WORK REQUIRED:
Every line with the string "оборудования" should be gathered.

(Saved entries)
##############################

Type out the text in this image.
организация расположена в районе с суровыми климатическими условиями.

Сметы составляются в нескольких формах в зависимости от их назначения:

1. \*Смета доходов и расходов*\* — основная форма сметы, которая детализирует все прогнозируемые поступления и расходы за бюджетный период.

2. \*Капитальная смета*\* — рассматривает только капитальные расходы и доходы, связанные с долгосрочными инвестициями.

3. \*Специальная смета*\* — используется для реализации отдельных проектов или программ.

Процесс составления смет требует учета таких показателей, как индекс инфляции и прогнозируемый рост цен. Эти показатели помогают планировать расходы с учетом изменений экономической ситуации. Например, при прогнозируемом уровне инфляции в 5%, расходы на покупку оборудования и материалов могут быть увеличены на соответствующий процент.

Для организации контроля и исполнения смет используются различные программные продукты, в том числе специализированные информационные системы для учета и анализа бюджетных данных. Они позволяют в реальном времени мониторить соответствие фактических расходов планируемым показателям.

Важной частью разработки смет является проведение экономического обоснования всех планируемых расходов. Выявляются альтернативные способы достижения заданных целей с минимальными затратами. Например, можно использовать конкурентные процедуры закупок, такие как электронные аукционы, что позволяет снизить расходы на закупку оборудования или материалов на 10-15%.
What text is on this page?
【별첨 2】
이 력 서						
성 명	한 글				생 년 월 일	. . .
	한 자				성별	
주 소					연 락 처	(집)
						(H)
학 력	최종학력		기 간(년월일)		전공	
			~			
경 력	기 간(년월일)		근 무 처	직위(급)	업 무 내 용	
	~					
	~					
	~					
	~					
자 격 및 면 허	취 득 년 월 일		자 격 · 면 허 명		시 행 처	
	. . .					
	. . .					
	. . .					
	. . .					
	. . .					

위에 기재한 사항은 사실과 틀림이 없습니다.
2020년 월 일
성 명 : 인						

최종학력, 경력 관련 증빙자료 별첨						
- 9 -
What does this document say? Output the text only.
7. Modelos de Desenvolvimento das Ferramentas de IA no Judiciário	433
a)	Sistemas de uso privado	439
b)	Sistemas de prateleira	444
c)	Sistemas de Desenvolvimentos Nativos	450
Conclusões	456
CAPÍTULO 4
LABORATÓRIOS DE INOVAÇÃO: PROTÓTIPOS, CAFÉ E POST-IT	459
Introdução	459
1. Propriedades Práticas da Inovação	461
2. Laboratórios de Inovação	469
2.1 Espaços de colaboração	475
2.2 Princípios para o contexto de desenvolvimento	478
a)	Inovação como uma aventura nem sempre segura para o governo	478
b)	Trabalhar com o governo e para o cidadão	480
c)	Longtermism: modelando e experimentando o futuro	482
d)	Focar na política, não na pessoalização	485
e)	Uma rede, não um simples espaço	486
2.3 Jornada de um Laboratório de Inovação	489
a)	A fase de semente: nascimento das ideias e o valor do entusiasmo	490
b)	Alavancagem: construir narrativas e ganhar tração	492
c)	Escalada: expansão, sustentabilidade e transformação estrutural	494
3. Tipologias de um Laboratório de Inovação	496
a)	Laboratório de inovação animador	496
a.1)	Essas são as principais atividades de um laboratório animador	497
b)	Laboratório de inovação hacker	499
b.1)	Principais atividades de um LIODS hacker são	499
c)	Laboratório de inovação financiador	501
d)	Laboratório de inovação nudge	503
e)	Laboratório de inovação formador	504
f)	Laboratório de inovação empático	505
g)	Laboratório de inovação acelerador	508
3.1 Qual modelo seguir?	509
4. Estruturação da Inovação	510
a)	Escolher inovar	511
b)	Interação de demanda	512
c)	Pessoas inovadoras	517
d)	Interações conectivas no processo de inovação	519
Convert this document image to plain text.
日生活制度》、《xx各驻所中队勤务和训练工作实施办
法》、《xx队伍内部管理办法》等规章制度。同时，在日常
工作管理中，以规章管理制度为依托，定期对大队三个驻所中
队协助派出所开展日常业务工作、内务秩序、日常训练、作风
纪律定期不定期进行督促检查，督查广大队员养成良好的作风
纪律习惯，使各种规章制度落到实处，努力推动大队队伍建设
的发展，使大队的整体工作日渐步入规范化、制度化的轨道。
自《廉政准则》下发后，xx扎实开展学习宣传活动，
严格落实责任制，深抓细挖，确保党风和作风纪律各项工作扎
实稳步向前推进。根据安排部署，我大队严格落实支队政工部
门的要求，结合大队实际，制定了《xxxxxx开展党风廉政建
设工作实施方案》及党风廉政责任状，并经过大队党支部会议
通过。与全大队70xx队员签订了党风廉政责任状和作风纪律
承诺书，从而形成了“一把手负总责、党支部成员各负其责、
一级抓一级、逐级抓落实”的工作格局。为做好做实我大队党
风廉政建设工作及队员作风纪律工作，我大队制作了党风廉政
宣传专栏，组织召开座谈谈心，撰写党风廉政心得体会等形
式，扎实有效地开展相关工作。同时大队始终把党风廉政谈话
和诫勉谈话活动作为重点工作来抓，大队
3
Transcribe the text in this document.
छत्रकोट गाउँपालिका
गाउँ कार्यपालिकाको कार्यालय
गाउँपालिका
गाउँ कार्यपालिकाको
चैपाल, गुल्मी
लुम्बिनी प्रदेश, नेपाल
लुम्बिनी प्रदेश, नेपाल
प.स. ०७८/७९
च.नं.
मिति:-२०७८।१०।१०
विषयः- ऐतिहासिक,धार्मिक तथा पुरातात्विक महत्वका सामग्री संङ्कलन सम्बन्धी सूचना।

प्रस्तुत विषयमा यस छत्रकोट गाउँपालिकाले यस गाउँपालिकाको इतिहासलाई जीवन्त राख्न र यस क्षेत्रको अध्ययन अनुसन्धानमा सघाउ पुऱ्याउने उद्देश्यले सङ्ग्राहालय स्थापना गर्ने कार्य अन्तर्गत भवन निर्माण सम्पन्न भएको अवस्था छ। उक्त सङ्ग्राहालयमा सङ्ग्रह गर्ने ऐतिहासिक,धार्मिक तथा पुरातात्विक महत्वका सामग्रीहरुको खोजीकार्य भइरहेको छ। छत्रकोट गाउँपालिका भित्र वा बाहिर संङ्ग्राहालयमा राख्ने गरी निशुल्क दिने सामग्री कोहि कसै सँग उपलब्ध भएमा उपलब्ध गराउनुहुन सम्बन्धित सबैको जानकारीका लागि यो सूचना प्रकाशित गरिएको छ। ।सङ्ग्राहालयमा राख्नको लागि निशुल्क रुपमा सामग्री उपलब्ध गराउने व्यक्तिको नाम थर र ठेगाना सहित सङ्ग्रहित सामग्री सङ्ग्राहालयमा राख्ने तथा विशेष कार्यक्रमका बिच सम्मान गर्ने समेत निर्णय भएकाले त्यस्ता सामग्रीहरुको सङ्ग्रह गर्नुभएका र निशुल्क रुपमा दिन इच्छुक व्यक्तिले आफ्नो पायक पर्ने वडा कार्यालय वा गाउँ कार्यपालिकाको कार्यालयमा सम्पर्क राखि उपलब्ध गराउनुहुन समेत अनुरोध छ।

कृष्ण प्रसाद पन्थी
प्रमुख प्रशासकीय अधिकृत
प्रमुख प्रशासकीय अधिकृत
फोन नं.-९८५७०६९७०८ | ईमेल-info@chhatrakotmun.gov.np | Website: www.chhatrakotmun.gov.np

##############################

WRITTEN ANSWER:
Процесс составления смет требует учета таких показателей, как индекс инфляции и прогнозируемый рост цен. Эти показатели помогают планировать расходы с учетом изменений экономической ситуации. Например, при прогнозируемом уровне инфляции в 5%, расходы на покупку оборудования и материалов могут быть увеличены на соответствующий процент.
Важной частью разработки смет является проведение экономического обоснования всех планируемых расходов. Выявляются альтернативные способы достижения заданных целей с минимальными затратами. Например, можно использовать конкурентные процедуры закупок, такие как электронные аукционы, что позволяет снизить расходы на закупку оборудования или материалов на 10-15%.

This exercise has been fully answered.